### GOAL
Collect all lines below with the string "banner".

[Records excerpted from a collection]
+===+
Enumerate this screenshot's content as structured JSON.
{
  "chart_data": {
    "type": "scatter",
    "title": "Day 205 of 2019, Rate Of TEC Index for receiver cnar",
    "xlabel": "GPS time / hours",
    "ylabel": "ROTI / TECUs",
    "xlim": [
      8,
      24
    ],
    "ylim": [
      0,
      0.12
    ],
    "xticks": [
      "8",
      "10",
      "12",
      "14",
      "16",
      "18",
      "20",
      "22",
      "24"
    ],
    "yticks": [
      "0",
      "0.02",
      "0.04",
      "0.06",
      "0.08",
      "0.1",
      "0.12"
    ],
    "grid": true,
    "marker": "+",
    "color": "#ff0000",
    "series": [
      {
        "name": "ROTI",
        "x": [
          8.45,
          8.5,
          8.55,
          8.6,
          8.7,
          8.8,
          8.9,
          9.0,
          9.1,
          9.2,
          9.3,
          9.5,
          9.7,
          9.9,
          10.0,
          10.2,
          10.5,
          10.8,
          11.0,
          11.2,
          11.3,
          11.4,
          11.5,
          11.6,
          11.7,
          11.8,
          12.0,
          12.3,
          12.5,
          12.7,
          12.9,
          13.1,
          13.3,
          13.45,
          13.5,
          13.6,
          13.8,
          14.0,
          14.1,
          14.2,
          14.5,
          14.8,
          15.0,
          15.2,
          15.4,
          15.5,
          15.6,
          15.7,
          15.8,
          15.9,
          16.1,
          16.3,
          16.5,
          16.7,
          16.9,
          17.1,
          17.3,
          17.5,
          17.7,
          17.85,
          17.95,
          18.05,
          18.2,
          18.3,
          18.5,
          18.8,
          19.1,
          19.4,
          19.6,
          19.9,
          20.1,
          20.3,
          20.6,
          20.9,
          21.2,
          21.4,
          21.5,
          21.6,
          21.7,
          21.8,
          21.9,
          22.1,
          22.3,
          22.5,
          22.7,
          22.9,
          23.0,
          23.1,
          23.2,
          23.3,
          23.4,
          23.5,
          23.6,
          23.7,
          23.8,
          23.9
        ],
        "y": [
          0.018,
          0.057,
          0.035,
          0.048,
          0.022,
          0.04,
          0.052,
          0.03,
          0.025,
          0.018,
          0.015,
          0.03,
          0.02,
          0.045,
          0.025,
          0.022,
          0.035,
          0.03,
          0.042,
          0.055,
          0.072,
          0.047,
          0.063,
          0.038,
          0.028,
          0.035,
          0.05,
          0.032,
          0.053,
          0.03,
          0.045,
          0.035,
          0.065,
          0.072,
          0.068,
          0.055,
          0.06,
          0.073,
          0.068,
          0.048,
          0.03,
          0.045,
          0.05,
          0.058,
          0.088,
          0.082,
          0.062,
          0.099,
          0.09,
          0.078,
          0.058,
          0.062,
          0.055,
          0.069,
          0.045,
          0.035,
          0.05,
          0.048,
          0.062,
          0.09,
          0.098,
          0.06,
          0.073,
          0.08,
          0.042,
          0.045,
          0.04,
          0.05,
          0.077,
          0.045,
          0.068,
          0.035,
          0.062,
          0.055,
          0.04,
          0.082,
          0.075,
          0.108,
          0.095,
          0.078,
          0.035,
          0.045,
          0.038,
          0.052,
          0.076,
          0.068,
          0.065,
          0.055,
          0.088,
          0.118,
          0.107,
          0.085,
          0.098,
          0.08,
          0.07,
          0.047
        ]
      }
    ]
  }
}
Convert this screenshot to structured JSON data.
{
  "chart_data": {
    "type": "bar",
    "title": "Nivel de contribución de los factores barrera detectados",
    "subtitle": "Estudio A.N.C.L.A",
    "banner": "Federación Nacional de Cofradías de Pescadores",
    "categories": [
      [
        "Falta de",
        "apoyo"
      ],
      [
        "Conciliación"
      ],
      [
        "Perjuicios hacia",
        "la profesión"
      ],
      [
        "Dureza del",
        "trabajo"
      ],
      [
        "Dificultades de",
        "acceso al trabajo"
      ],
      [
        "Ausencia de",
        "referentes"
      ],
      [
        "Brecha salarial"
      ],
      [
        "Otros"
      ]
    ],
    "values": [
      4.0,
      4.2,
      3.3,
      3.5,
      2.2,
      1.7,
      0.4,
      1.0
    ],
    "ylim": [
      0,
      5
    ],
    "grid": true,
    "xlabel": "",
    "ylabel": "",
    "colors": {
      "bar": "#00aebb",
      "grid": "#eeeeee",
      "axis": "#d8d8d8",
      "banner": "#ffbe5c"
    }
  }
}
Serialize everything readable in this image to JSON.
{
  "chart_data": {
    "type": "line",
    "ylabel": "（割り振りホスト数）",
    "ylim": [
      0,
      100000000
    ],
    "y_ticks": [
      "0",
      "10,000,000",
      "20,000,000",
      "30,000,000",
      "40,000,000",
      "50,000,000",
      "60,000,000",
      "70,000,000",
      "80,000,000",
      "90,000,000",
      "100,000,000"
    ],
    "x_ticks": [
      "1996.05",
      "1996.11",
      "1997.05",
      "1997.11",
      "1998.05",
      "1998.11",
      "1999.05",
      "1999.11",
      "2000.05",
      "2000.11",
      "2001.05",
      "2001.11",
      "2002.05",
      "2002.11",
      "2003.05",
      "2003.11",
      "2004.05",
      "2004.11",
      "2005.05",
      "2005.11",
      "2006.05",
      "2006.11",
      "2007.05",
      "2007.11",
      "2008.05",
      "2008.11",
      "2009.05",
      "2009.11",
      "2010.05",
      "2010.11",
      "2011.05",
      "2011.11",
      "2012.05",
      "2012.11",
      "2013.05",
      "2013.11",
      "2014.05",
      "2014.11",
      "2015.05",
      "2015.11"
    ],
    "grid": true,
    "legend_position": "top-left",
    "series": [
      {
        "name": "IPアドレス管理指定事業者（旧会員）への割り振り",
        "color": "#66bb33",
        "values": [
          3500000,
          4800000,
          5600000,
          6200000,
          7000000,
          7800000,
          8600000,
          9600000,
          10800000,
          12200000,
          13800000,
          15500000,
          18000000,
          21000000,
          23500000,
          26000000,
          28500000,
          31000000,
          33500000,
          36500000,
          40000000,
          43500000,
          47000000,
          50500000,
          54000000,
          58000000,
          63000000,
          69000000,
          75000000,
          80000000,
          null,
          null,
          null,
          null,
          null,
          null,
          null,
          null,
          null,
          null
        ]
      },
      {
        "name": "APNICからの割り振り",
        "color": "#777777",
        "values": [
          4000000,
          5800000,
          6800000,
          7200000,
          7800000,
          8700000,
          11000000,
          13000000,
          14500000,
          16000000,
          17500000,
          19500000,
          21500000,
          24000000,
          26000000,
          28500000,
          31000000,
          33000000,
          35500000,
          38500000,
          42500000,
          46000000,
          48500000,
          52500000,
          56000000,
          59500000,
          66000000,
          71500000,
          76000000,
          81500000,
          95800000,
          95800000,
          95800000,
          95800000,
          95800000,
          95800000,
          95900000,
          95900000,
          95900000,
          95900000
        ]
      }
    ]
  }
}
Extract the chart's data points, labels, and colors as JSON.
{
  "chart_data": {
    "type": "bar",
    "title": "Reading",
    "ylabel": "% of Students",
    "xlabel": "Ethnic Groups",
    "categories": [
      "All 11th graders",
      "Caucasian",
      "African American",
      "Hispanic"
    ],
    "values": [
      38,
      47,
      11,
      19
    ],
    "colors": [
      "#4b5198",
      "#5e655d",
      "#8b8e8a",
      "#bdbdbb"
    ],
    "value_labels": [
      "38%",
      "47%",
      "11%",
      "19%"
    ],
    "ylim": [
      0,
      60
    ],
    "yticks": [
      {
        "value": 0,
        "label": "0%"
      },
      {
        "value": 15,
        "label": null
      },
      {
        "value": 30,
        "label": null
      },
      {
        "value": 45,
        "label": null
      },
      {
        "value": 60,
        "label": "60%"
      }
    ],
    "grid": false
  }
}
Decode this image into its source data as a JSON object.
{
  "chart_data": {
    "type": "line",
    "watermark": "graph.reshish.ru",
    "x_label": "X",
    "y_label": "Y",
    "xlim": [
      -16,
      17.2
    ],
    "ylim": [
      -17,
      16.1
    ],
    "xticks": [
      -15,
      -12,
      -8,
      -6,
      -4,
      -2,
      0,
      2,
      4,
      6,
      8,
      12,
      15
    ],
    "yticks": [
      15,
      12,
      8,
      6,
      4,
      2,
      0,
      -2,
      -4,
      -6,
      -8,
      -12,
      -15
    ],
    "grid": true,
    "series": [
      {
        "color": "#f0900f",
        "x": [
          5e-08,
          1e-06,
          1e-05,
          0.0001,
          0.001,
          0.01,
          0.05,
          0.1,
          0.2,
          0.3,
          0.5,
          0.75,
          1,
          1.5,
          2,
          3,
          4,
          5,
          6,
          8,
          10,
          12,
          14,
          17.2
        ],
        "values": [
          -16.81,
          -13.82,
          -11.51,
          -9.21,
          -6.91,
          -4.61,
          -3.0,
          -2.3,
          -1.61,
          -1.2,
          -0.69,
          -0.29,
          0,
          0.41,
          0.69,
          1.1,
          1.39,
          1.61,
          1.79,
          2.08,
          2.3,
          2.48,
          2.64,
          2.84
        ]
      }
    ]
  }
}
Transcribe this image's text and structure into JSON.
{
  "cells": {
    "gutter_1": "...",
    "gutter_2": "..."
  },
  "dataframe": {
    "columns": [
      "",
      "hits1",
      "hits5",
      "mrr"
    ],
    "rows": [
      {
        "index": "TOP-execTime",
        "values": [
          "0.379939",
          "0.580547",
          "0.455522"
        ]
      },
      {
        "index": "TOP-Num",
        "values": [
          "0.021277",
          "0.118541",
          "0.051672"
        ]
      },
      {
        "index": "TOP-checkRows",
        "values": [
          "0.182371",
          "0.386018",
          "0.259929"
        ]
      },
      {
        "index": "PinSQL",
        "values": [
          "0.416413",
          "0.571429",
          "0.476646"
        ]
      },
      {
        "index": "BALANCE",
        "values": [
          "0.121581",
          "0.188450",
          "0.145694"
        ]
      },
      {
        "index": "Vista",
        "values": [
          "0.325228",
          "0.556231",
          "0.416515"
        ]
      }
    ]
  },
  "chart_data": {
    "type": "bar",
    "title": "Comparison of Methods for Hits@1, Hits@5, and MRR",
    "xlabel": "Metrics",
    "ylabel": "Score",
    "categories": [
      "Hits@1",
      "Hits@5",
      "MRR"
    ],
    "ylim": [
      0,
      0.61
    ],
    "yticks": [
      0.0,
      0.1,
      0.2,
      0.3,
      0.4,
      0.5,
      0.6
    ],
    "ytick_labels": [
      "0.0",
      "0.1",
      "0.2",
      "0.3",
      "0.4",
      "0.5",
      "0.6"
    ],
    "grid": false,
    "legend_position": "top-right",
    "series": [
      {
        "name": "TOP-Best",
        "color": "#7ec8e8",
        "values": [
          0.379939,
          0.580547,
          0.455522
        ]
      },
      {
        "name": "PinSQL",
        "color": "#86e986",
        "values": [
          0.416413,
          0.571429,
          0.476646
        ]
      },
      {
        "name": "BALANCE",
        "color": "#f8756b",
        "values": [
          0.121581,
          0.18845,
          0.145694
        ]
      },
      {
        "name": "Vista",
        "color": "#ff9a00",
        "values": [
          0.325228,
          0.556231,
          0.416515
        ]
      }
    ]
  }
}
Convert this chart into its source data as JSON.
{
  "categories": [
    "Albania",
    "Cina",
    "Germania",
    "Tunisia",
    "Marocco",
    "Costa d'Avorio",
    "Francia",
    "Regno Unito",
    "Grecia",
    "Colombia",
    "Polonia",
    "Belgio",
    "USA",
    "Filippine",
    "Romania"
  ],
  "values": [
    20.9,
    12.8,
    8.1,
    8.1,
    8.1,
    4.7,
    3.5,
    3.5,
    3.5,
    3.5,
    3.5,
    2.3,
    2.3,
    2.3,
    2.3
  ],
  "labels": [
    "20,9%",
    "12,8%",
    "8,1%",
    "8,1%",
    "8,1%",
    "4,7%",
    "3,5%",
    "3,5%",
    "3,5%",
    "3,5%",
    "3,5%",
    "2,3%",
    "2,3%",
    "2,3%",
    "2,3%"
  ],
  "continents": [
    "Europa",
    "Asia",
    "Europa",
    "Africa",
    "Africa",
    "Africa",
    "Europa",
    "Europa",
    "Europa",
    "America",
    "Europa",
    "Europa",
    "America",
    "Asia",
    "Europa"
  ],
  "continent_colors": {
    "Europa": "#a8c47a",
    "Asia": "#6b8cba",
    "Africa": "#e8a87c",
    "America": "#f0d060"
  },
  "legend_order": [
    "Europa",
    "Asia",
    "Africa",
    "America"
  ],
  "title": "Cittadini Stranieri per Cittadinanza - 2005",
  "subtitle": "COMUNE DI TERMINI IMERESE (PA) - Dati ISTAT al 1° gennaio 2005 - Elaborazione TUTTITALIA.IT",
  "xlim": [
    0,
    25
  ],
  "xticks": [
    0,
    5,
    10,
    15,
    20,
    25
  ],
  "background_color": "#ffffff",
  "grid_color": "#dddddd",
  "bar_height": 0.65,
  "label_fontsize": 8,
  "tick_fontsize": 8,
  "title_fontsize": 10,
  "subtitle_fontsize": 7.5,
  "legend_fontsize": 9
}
+===+
### WORKED SOLUTION
    "banner": "Federación Nacional de Cofradías de Pescadores",
      "banner": "#ffbe5c"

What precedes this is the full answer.